--- begin Information shown ---

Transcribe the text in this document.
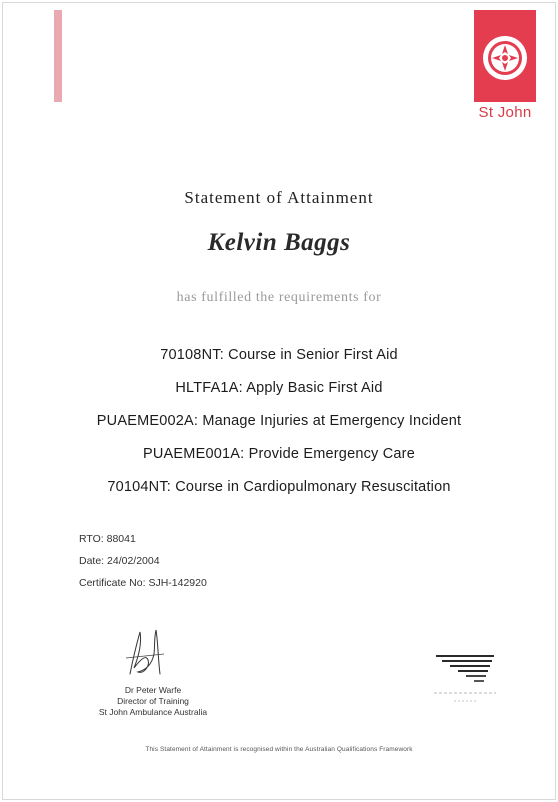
St John
Statement of Attainment
Kelvin Baggs
has fulfilled the requirements for
70108NT: Course in Senior First Aid
HLTFA1A: Apply Basic First Aid
PUAEME002A: Manage Injuries at Emergency Incident
PUAEME001A: Provide Emergency Care
70104NT: Course in Cardiopulmonary Resuscitation
RTO: 88041
Date: 24/02/2004
Certificate No: SJH-142920
Dr Peter Warfe
Director of Training
St John Ambulance Australia
This Statement of Attainment is recognised within the Australian Qualifications Framework
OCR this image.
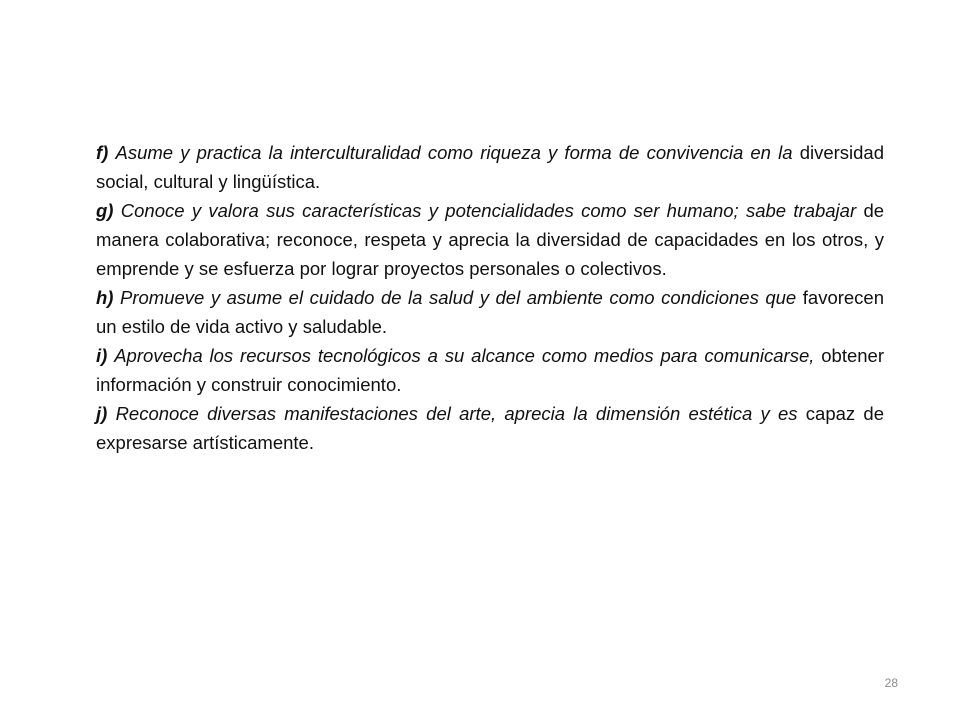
f) Asume y practica la interculturalidad como riqueza y forma de convivencia en la diversidad social, cultural y lingüística.

g) Conoce y valora sus características y potencialidades como ser humano; sabe trabajar de manera colaborativa; reconoce, respeta y aprecia la diversidad de capacidades en los otros, y emprende y se esfuerza por lograr proyectos personales o colectivos.

h) Promueve y asume el cuidado de la salud y del ambiente como condiciones que favorecen un estilo de vida activo y saludable.

i) Aprovecha los recursos tecnológicos a su alcance como medios para comunicarse, obtener información y construir conocimiento.

j) Reconoce diversas manifestaciones del arte, aprecia la dimensión estética y es capaz de expresarse artísticamente.

28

--- end Information shown ---

◆ Short task: Search the preceding listing for "Emergency" and extract every line where it is found.

◆ Task response:
PUAEME002A: Manage Injuries at Emergency Incident
PUAEME001A: Provide Emergency Care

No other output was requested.